* **Challenge**:
Give back the full listing, character for character, with no pictures.

>> START Raw records

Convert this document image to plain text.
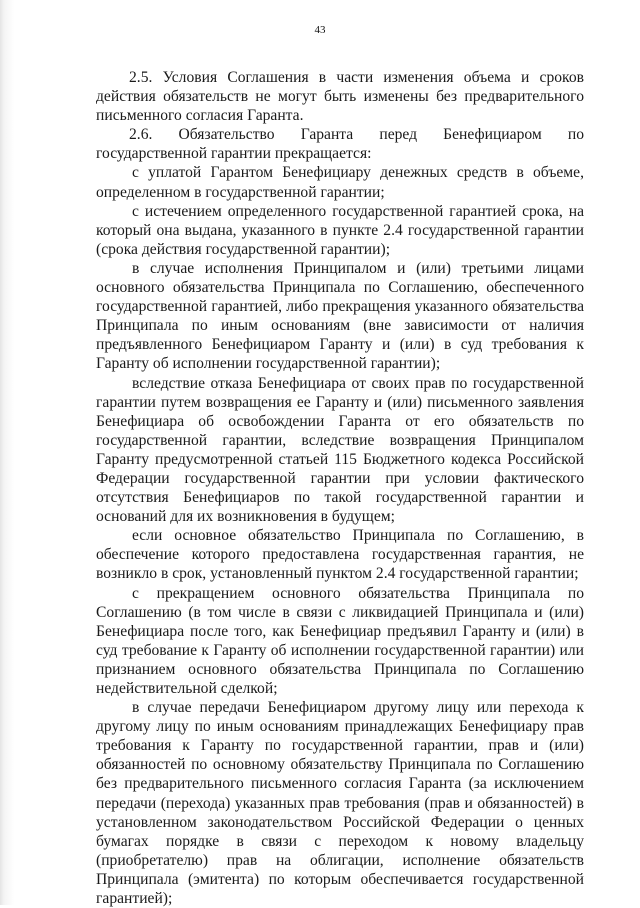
43

2.5. Условия Соглашения в части изменения объема и сроков действия обязательств не могут быть изменены без предварительного письменного согласия Гаранта.

2.6. Обязательство Гаранта перед Бенефициаром по государственной гарантии прекращается:

с уплатой Гарантом Бенефициару денежных средств в объеме, определенном в государственной гарантии;

с истечением определенного государственной гарантией срока, на который она выдана, указанного в пункте 2.4 государственной гарантии (срока действия государственной гарантии);

в случае исполнения Принципалом и (или) третьими лицами основного обязательства Принципала по Соглашению, обеспеченного государственной гарантией, либо прекращения указанного обязательства Принципала по иным основаниям (вне зависимости от наличия предъявленного Бенефициаром Гаранту и (или) в суд требования к Гаранту об исполнении государственной гарантии);

вследствие отказа Бенефициара от своих прав по государственной гарантии путем возвращения ее Гаранту и (или) письменного заявления Бенефициара об освобождении Гаранта от его обязательств по государственной гарантии, вследствие возвращения Принципалом Гаранту предусмотренной статьей 115 Бюджетного кодекса Российской Федерации государственной гарантии при условии фактического отсутствия Бенефициаров по такой государственной гарантии и оснований для их возникновения в будущем;

если основное обязательство Принципала по Соглашению, в обеспечение которого предоставлена государственная гарантия, не возникло в срок, установленный пунктом 2.4 государственной гарантии;

с прекращением основного обязательства Принципала по Соглашению (в том числе в связи с ликвидацией Принципала и (или) Бенефициара после того, как Бенефициар предъявил Гаранту и (или) в суд требование к Гаранту об исполнении государственной гарантии) или признанием основного обязательства Принципала по Соглашению недействительной сделкой;

в случае передачи Бенефициаром другому лицу или перехода к другому лицу по иным основаниям принадлежащих Бенефициару прав требования к Гаранту по государственной гарантии, прав и (или) обязанностей по основному обязательству Принципала по Соглашению без предварительного письменного согласия Гаранта (за исключением передачи (перехода) указанных прав требования (прав и обязанностей) в установленном законодательством Российской Федерации о ценных бумагах порядке в связи с переходом к новому владельцу (приобретателю) прав на облигации, исполнение обязательств Принципала (эмитента) по которым обеспечивается государственной гарантией);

>> END Raw records

* **Task answer**:
Convert this document image to plain text.
43

2.5. Условия Соглашения в части изменения объема и сроков действия обязательств не могут быть изменены без предварительного письменного согласия Гаранта.

2.6. Обязательство Гаранта перед Бенефициаром по государственной гарантии прекращается:

с уплатой Гарантом Бенефициару денежных средств в объеме, определенном в государственной гарантии;

с истечением определенного государственной гарантией срока, на который она выдана, указанного в пункте 2.4 государственной гарантии (срока действия государственной гарантии);

в случае исполнения Принципалом и (или) третьими лицами основного обязательства Принципала по Соглашению, обеспеченного государственной гарантией, либо прекращения указанного обязательства Принципала по иным основаниям (вне зависимости от наличия предъявленного Бенефициаром Гаранту и (или) в суд требования к Гаранту об исполнении государственной гарантии);

вследствие отказа Бенефициара от своих прав по государственной гарантии путем возвращения ее Гаранту и (или) письменного заявления Бенефициара об освобождении Гаранта от его обязательств по государственной гарантии, вследствие возвращения Принципалом Гаранту предусмотренной статьей 115 Бюджетного кодекса Российской Федерации государственной гарантии при условии фактического отсутствия Бенефициаров по такой государственной гарантии и оснований для их возникновения в будущем;

если основное обязательство Принципала по Соглашению, в обеспечение которого предоставлена государственная гарантия, не возникло в срок, установленный пунктом 2.4 государственной гарантии;

с прекращением основного обязательства Принципала по Соглашению (в том числе в связи с ликвидацией Принципала и (или) Бенефициара после того, как Бенефициар предъявил Гаранту и (или) в суд требование к Гаранту об исполнении государственной гарантии) или признанием основного обязательства Принципала по Соглашению недействительной сделкой;

в случае передачи Бенефициаром другому лицу или перехода к другому лицу по иным основаниям принадлежащих Бенефициару прав требования к Гаранту по государственной гарантии, прав и (или) обязанностей по основному обязательству Принципала по Соглашению без предварительного письменного согласия Гаранта (за исключением передачи (перехода) указанных прав требования (прав и обязанностей) в установленном законодательством Российской Федерации о ценных бумагах порядке в связи с переходом к новому владельцу (приобретателю) прав на облигации, исполнение обязательств Принципала (эмитента) по которым обеспечивается государственной гарантией);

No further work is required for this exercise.